Records for this exercise:
——————————
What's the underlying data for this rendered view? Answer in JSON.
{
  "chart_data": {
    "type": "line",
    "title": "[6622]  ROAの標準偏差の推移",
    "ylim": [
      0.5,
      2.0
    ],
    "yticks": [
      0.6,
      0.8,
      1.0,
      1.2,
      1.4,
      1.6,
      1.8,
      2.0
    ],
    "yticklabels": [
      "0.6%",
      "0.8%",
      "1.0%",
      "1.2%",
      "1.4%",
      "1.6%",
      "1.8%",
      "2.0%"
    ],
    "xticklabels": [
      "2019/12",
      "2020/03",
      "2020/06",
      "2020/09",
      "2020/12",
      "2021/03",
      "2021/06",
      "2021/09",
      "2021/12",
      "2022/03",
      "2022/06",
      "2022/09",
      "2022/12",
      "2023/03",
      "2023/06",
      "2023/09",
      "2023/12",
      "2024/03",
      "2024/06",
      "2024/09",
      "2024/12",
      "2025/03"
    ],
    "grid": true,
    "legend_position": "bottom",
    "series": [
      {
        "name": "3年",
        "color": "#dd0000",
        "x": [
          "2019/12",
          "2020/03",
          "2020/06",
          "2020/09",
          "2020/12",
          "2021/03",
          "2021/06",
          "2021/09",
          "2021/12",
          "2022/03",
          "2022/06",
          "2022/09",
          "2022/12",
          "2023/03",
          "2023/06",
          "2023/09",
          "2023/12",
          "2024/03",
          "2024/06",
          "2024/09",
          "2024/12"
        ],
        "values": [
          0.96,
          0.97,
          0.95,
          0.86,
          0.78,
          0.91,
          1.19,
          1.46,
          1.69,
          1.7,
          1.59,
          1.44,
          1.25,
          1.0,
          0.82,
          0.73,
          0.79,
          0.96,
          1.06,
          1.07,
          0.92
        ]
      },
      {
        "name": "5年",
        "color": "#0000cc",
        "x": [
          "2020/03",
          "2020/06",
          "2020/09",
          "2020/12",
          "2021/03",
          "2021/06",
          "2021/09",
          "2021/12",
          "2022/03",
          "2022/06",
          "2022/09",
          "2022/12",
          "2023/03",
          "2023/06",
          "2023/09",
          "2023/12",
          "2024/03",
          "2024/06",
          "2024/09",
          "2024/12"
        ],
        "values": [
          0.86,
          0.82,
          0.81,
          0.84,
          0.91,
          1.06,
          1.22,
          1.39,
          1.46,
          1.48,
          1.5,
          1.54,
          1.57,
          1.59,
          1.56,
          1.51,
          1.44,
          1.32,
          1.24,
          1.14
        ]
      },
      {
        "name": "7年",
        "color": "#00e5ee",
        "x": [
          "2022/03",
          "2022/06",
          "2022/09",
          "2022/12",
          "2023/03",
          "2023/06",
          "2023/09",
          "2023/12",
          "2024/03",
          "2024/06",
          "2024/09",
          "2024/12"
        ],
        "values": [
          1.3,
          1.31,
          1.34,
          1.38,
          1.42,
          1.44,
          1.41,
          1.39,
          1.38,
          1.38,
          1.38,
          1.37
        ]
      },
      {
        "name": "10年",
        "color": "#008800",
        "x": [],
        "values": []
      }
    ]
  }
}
——————————
Brief: Extract from the data every line where "color" shows up.

Output below:
        "color": "#dd0000",
        "color": "#0000cc",
        "color": "#00e5ee",
        "color": "#008800",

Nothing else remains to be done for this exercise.